Written problem :: Wherever a line in the data below holds "TradingView", copy that line.

Data section ::
◇ ◇ ◇ ◇ ◇ ◇ ◇

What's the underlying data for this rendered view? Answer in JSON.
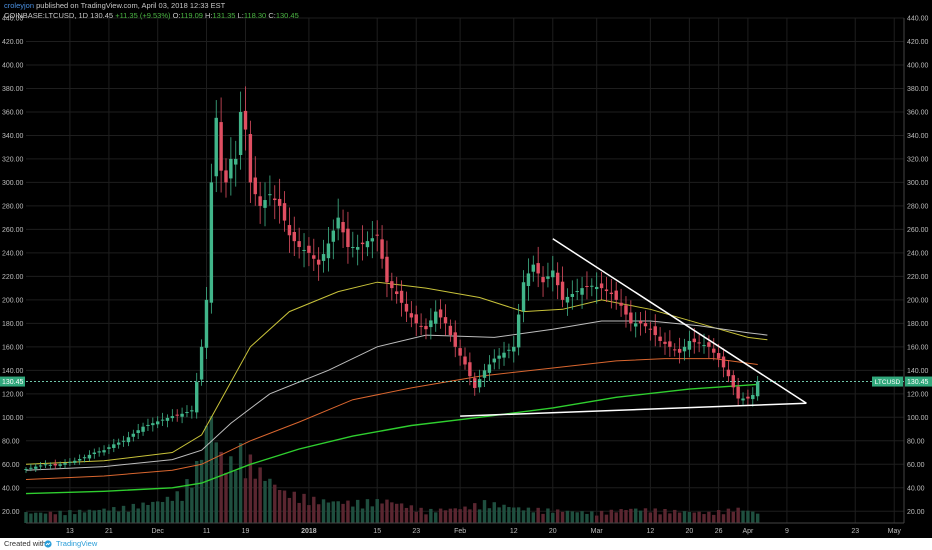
{
  "header": {
    "author": "croleyjon",
    "published": "published on TradingView.com, April 03, 2018 12:33 EST",
    "symbol": "COINBASE:LTCUSD, 1D",
    "last": "130.45",
    "change": "+11.35 (+9.53%)",
    "ohlc": {
      "o_label": "O:",
      "o": "119.09",
      "h_label": "H:",
      "h": "131.35",
      "l_label": "L:",
      "l": "118.30",
      "c_label": "C:",
      "c": "130.45"
    }
  },
  "colors": {
    "background": "#000000",
    "up": "#41b58a",
    "down": "#e04f62",
    "grid": "#1e1e1e",
    "price_line": "#7fe0c0",
    "ma_yellow": "#c8c23a",
    "ma_white": "#bdbdbd",
    "ma_orange": "#d9662f",
    "ma_green": "#2fce2f",
    "trendline": "#ffffff"
  },
  "chart_data": {
    "type": "candlestick",
    "symbol": "LTCUSD",
    "timeframe": "1D",
    "xlim": [
      "2017-11-04",
      "2018-05-03"
    ],
    "ylim": [
      10,
      440
    ],
    "yticks": [
      20,
      40,
      60,
      80,
      100,
      120,
      140,
      160,
      180,
      200,
      220,
      240,
      260,
      280,
      300,
      320,
      340,
      360,
      380,
      400,
      420,
      440
    ],
    "xticks": [
      {
        "label": "13",
        "date": "2017-11-13"
      },
      {
        "label": "21",
        "date": "2017-11-21"
      },
      {
        "label": "Dec",
        "date": "2017-12-01"
      },
      {
        "label": "11",
        "date": "2017-12-11"
      },
      {
        "label": "19",
        "date": "2017-12-19"
      },
      {
        "label": "2018",
        "date": "2018-01-01"
      },
      {
        "label": "15",
        "date": "2018-01-15"
      },
      {
        "label": "23",
        "date": "2018-01-23"
      },
      {
        "label": "Feb",
        "date": "2018-02-01"
      },
      {
        "label": "12",
        "date": "2018-02-12"
      },
      {
        "label": "20",
        "date": "2018-02-20"
      },
      {
        "label": "Mar",
        "date": "2018-03-01"
      },
      {
        "label": "12",
        "date": "2018-03-12"
      },
      {
        "label": "20",
        "date": "2018-03-20"
      },
      {
        "label": "26",
        "date": "2018-03-26"
      },
      {
        "label": "Apr",
        "date": "2018-04-01"
      },
      {
        "label": "9",
        "date": "2018-04-09"
      },
      {
        "label": "23",
        "date": "2018-04-23"
      },
      {
        "label": "May",
        "date": "2018-05-01"
      }
    ],
    "last_price": {
      "value": 130.45,
      "label": "LTCUSD",
      "value_label": "130.45"
    },
    "close_series": [
      [
        "2017-11-04",
        56
      ],
      [
        "2017-11-06",
        58
      ],
      [
        "2017-11-08",
        60
      ],
      [
        "2017-11-10",
        59
      ],
      [
        "2017-11-12",
        61
      ],
      [
        "2017-11-14",
        63
      ],
      [
        "2017-11-16",
        66
      ],
      [
        "2017-11-18",
        70
      ],
      [
        "2017-11-20",
        72
      ],
      [
        "2017-11-22",
        77
      ],
      [
        "2017-11-24",
        80
      ],
      [
        "2017-11-26",
        86
      ],
      [
        "2017-11-28",
        92
      ],
      [
        "2017-11-30",
        95
      ],
      [
        "2017-12-02",
        98
      ],
      [
        "2017-12-04",
        101
      ],
      [
        "2017-12-06",
        103
      ],
      [
        "2017-12-08",
        106
      ],
      [
        "2017-12-09",
        130
      ],
      [
        "2017-12-10",
        160
      ],
      [
        "2017-12-11",
        200
      ],
      [
        "2017-12-12",
        300
      ],
      [
        "2017-12-13",
        355
      ],
      [
        "2017-12-14",
        310
      ],
      [
        "2017-12-15",
        300
      ],
      [
        "2017-12-16",
        320
      ],
      [
        "2017-12-17",
        320
      ],
      [
        "2017-12-18",
        360
      ],
      [
        "2017-12-19",
        345
      ],
      [
        "2017-12-20",
        300
      ],
      [
        "2017-12-22",
        280
      ],
      [
        "2017-12-24",
        290
      ],
      [
        "2017-12-26",
        280
      ],
      [
        "2017-12-28",
        255
      ],
      [
        "2017-12-30",
        245
      ],
      [
        "2018-01-01",
        240
      ],
      [
        "2018-01-03",
        230
      ],
      [
        "2018-01-05",
        248
      ],
      [
        "2018-01-07",
        270
      ],
      [
        "2018-01-09",
        245
      ],
      [
        "2018-01-11",
        245
      ],
      [
        "2018-01-13",
        250
      ],
      [
        "2018-01-15",
        255
      ],
      [
        "2018-01-17",
        215
      ],
      [
        "2018-01-19",
        205
      ],
      [
        "2018-01-21",
        190
      ],
      [
        "2018-01-23",
        180
      ],
      [
        "2018-01-25",
        175
      ],
      [
        "2018-01-27",
        190
      ],
      [
        "2018-01-29",
        180
      ],
      [
        "2018-01-31",
        160
      ],
      [
        "2018-02-02",
        145
      ],
      [
        "2018-02-04",
        125
      ],
      [
        "2018-02-06",
        140
      ],
      [
        "2018-02-08",
        150
      ],
      [
        "2018-02-10",
        155
      ],
      [
        "2018-02-12",
        160
      ],
      [
        "2018-02-14",
        215
      ],
      [
        "2018-02-16",
        230
      ],
      [
        "2018-02-18",
        215
      ],
      [
        "2018-02-20",
        225
      ],
      [
        "2018-02-22",
        200
      ],
      [
        "2018-02-24",
        205
      ],
      [
        "2018-02-26",
        210
      ],
      [
        "2018-02-28",
        212
      ],
      [
        "2018-03-02",
        210
      ],
      [
        "2018-03-04",
        205
      ],
      [
        "2018-03-06",
        195
      ],
      [
        "2018-03-08",
        180
      ],
      [
        "2018-03-10",
        180
      ],
      [
        "2018-03-12",
        175
      ],
      [
        "2018-03-14",
        165
      ],
      [
        "2018-03-16",
        160
      ],
      [
        "2018-03-18",
        155
      ],
      [
        "2018-03-20",
        165
      ],
      [
        "2018-03-22",
        163
      ],
      [
        "2018-03-24",
        160
      ],
      [
        "2018-03-26",
        150
      ],
      [
        "2018-03-28",
        135
      ],
      [
        "2018-03-30",
        116
      ],
      [
        "2018-04-01",
        116
      ],
      [
        "2018-04-02",
        119
      ],
      [
        "2018-04-03",
        130.45
      ]
    ],
    "moving_averages": [
      {
        "color_key": "ma_yellow",
        "points": [
          [
            "2017-11-04",
            60
          ],
          [
            "2017-11-20",
            63
          ],
          [
            "2017-12-04",
            70
          ],
          [
            "2017-12-10",
            85
          ],
          [
            "2017-12-14",
            115
          ],
          [
            "2017-12-20",
            160
          ],
          [
            "2017-12-28",
            190
          ],
          [
            "2018-01-07",
            207
          ],
          [
            "2018-01-15",
            215
          ],
          [
            "2018-01-25",
            210
          ],
          [
            "2018-02-05",
            202
          ],
          [
            "2018-02-14",
            190
          ],
          [
            "2018-02-22",
            192
          ],
          [
            "2018-03-02",
            200
          ],
          [
            "2018-03-12",
            192
          ],
          [
            "2018-03-22",
            180
          ],
          [
            "2018-04-01",
            168
          ],
          [
            "2018-04-05",
            166
          ]
        ]
      },
      {
        "color_key": "ma_white",
        "points": [
          [
            "2017-11-04",
            55
          ],
          [
            "2017-11-20",
            58
          ],
          [
            "2017-12-04",
            64
          ],
          [
            "2017-12-10",
            72
          ],
          [
            "2017-12-16",
            95
          ],
          [
            "2017-12-24",
            120
          ],
          [
            "2018-01-05",
            140
          ],
          [
            "2018-01-15",
            160
          ],
          [
            "2018-01-25",
            170
          ],
          [
            "2018-02-08",
            168
          ],
          [
            "2018-02-20",
            175
          ],
          [
            "2018-03-02",
            182
          ],
          [
            "2018-03-12",
            182
          ],
          [
            "2018-03-22",
            178
          ],
          [
            "2018-04-01",
            172
          ],
          [
            "2018-04-05",
            170
          ]
        ]
      },
      {
        "color_key": "ma_orange",
        "points": [
          [
            "2017-11-04",
            47
          ],
          [
            "2017-11-20",
            50
          ],
          [
            "2017-12-04",
            55
          ],
          [
            "2017-12-10",
            60
          ],
          [
            "2017-12-20",
            80
          ],
          [
            "2017-12-30",
            96
          ],
          [
            "2018-01-10",
            115
          ],
          [
            "2018-01-22",
            125
          ],
          [
            "2018-02-05",
            135
          ],
          [
            "2018-02-20",
            142
          ],
          [
            "2018-03-05",
            148
          ],
          [
            "2018-03-15",
            150
          ],
          [
            "2018-03-25",
            150
          ],
          [
            "2018-04-03",
            145
          ]
        ]
      },
      {
        "color_key": "ma_green",
        "points": [
          [
            "2017-11-04",
            35
          ],
          [
            "2017-11-20",
            37
          ],
          [
            "2017-12-04",
            40
          ],
          [
            "2017-12-10",
            44
          ],
          [
            "2017-12-20",
            60
          ],
          [
            "2017-12-30",
            73
          ],
          [
            "2018-01-10",
            84
          ],
          [
            "2018-01-22",
            93
          ],
          [
            "2018-02-05",
            100
          ],
          [
            "2018-02-20",
            108
          ],
          [
            "2018-03-05",
            117
          ],
          [
            "2018-03-20",
            124
          ],
          [
            "2018-04-03",
            128
          ]
        ]
      }
    ],
    "volume": [
      [
        "2017-11-08",
        10
      ],
      [
        "2017-11-16",
        12
      ],
      [
        "2017-11-24",
        15
      ],
      [
        "2017-12-02",
        22
      ],
      [
        "2017-12-06",
        30
      ],
      [
        "2017-12-09",
        55
      ],
      [
        "2017-12-11",
        90
      ],
      [
        "2017-12-12",
        110
      ],
      [
        "2017-12-13",
        80
      ],
      [
        "2017-12-15",
        55
      ],
      [
        "2017-12-18",
        70
      ],
      [
        "2017-12-20",
        60
      ],
      [
        "2017-12-22",
        50
      ],
      [
        "2017-12-27",
        30
      ],
      [
        "2018-01-03",
        22
      ],
      [
        "2018-01-10",
        20
      ],
      [
        "2018-01-17",
        22
      ],
      [
        "2018-01-25",
        12
      ],
      [
        "2018-02-02",
        15
      ],
      [
        "2018-02-06",
        20
      ],
      [
        "2018-02-14",
        14
      ],
      [
        "2018-02-22",
        12
      ],
      [
        "2018-03-01",
        10
      ],
      [
        "2018-03-08",
        14
      ],
      [
        "2018-03-16",
        12
      ],
      [
        "2018-03-24",
        10
      ],
      [
        "2018-03-30",
        14
      ],
      [
        "2018-04-03",
        10
      ]
    ],
    "trendlines": [
      {
        "from": [
          "2018-02-20",
          252
        ],
        "to": [
          "2018-04-13",
          112
        ]
      },
      {
        "from": [
          "2018-02-01",
          101
        ],
        "to": [
          "2018-04-13",
          112
        ]
      }
    ]
  },
  "footer": {
    "created_with": "Created with",
    "brand": "TradingView"
  }
}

◇ ◇ ◇ ◇ ◇ ◇ ◇

Complete answer ::
    "published": "published on TradingView.com, April 03, 2018 12:33 EST",
    "brand": "TradingView"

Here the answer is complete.